### SET PROBLEM
Copy the data below exactly, omitting any picture it contains.

### SOURCE DATA
*****

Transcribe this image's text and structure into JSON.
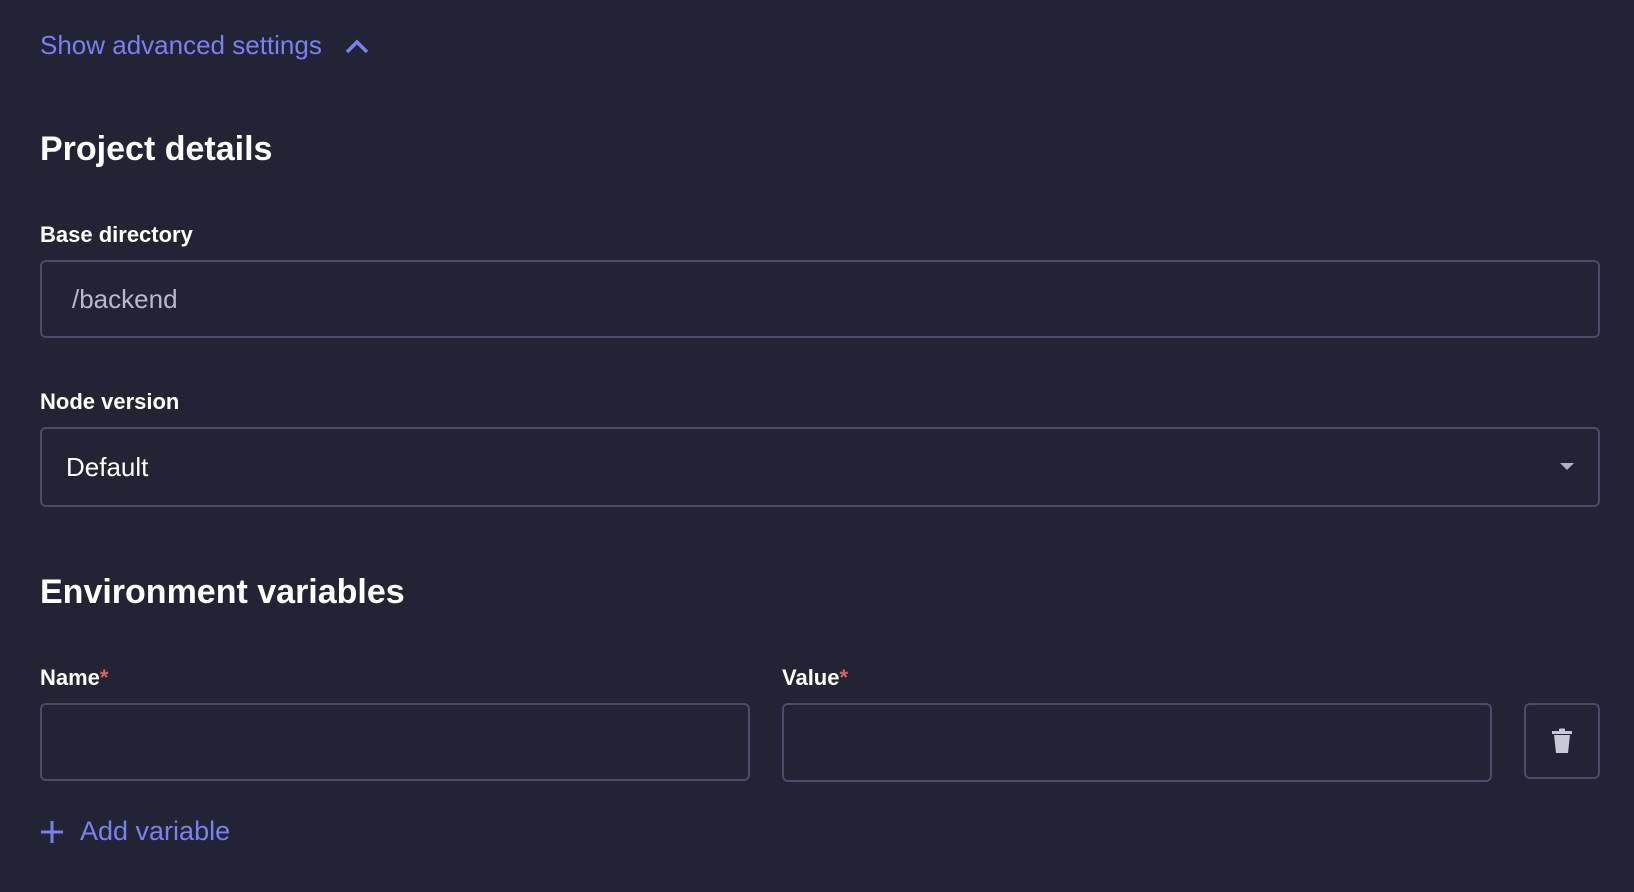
{
  "advanced_toggle": {
    "label": "Show advanced settings",
    "icon": "chevron-up-icon"
  },
  "project_details": {
    "heading": "Project details",
    "base_directory": {
      "label": "Base directory",
      "value": "",
      "placeholder": "/backend"
    },
    "node_version": {
      "label": "Node version",
      "selected": "Default"
    }
  },
  "environment_variables": {
    "heading": "Environment variables",
    "name_label": "Name",
    "value_label": "Value",
    "required_mark": "*",
    "rows": [
      {
        "name": "",
        "value": ""
      }
    ],
    "delete_icon": "trash-icon",
    "add_label": "Add variable"
  },
  "colors": {
    "background": "#222335",
    "accent": "#7b80f0",
    "border": "#4a4c68",
    "required": "#e0605a"
  }
}
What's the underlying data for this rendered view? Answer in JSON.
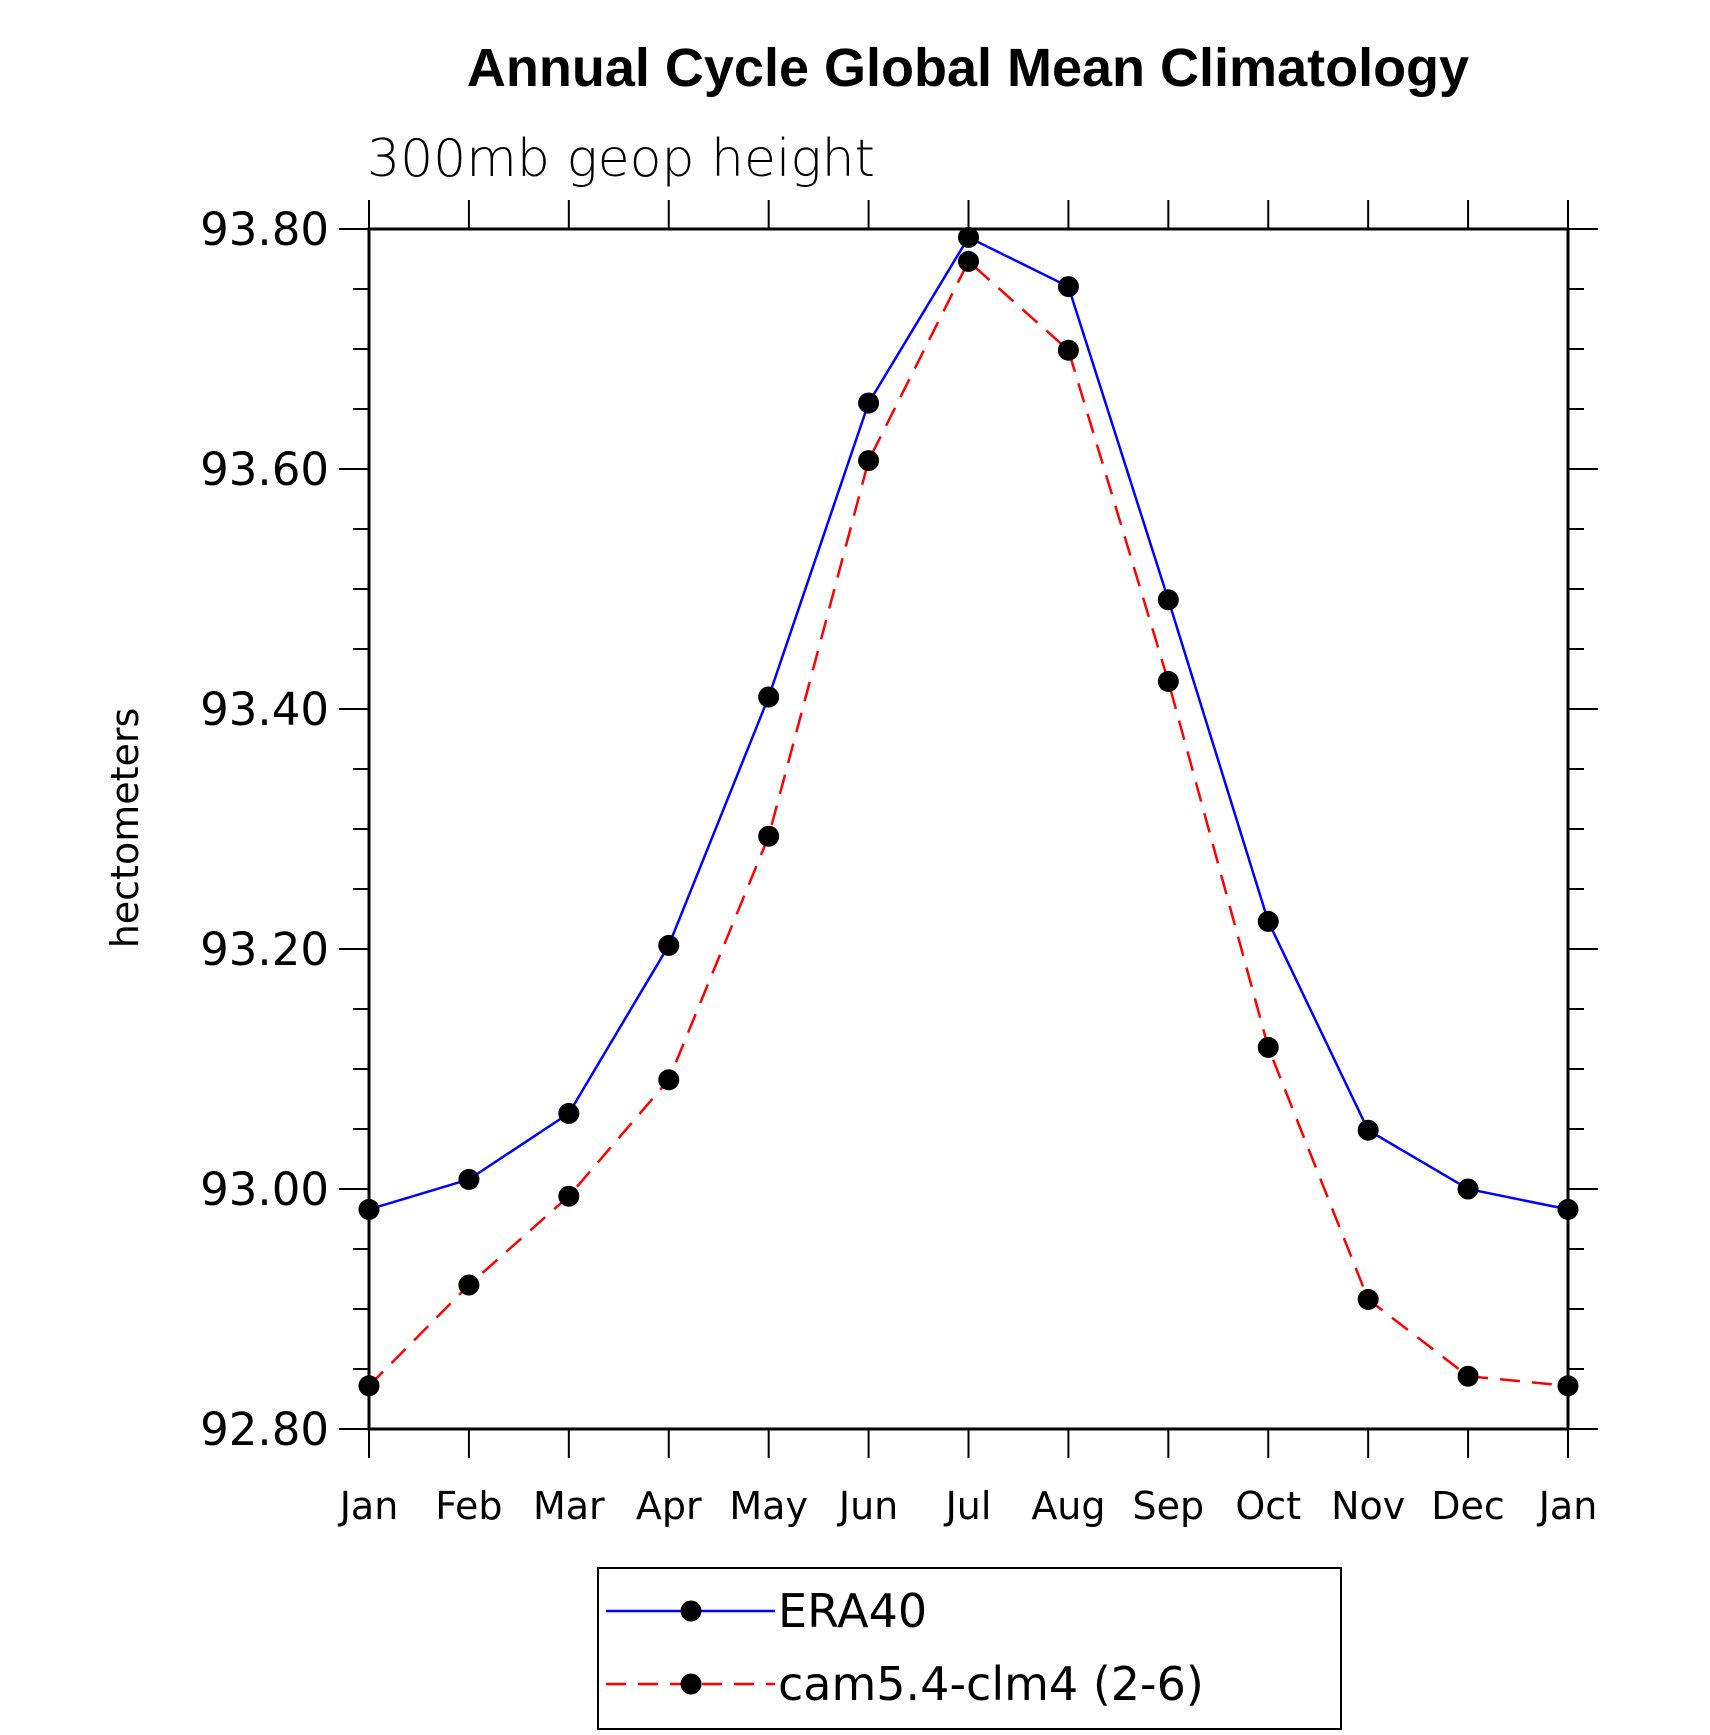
{
  "chart_data": {
    "type": "line",
    "title": "Annual Cycle Global Mean Climatology",
    "subtitle": "300mb geop height",
    "ylabel": "hectometers",
    "xlabel": "",
    "categories": [
      "Jan",
      "Feb",
      "Mar",
      "Apr",
      "May",
      "Jun",
      "Jul",
      "Aug",
      "Sep",
      "Oct",
      "Nov",
      "Dec",
      "Jan"
    ],
    "ylim": [
      92.8,
      93.8
    ],
    "yticks": [
      "92.80",
      "93.00",
      "93.20",
      "93.40",
      "93.60",
      "93.80"
    ],
    "legend_position": "bottom",
    "grid": false,
    "series": [
      {
        "name": "ERA40",
        "color": "#0000ff",
        "style": "solid",
        "values": [
          92.983,
          93.008,
          93.063,
          93.203,
          93.41,
          93.655,
          93.793,
          93.752,
          93.491,
          93.223,
          93.049,
          93.0,
          92.983
        ]
      },
      {
        "name": "cam5.4-clm4 (2-6)",
        "color": "#ff0000",
        "style": "dashed",
        "values": [
          92.836,
          92.92,
          92.994,
          93.091,
          93.294,
          93.607,
          93.773,
          93.699,
          93.423,
          93.118,
          92.908,
          92.844,
          92.836
        ]
      }
    ]
  }
}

*****

### THE REPLY
Transcribe this image's text and structure into JSON.
{
  "advanced_toggle": {
    "label": "Show advanced settings",
    "icon": "chevron-up-icon"
  },
  "project_details": {
    "heading": "Project details",
    "base_directory": {
      "label": "Base directory",
      "value": "",
      "placeholder": "/backend"
    },
    "node_version": {
      "label": "Node version",
      "selected": "Default"
    }
  },
  "environment_variables": {
    "heading": "Environment variables",
    "name_label": "Name",
    "value_label": "Value",
    "required_mark": "*",
    "rows": [
      {
        "name": "",
        "value": ""
      }
    ],
    "delete_icon": "trash-icon",
    "add_label": "Add variable"
  },
  "colors": {
    "background": "#222335",
    "accent": "#7b80f0",
    "border": "#4a4c68",
    "required": "#e0605a"
  }
}
What's the underlying data for this rendered view? Answer in JSON.
{
  "chart_data": {
    "type": "line",
    "title": "Annual Cycle Global Mean Climatology",
    "subtitle": "300mb geop height",
    "ylabel": "hectometers",
    "xlabel": "",
    "categories": [
      "Jan",
      "Feb",
      "Mar",
      "Apr",
      "May",
      "Jun",
      "Jul",
      "Aug",
      "Sep",
      "Oct",
      "Nov",
      "Dec",
      "Jan"
    ],
    "ylim": [
      92.8,
      93.8
    ],
    "yticks": [
      "92.80",
      "93.00",
      "93.20",
      "93.40",
      "93.60",
      "93.80"
    ],
    "legend_position": "bottom",
    "grid": false,
    "series": [
      {
        "name": "ERA40",
        "color": "#0000ff",
        "style": "solid",
        "values": [
          92.983,
          93.008,
          93.063,
          93.203,
          93.41,
          93.655,
          93.793,
          93.752,
          93.491,
          93.223,
          93.049,
          93.0,
          92.983
        ]
      },
      {
        "name": "cam5.4-clm4 (2-6)",
        "color": "#ff0000",
        "style": "dashed",
        "values": [
          92.836,
          92.92,
          92.994,
          93.091,
          93.294,
          93.607,
          93.773,
          93.699,
          93.423,
          93.118,
          92.908,
          92.844,
          92.836
        ]
      }
    ]
  }
}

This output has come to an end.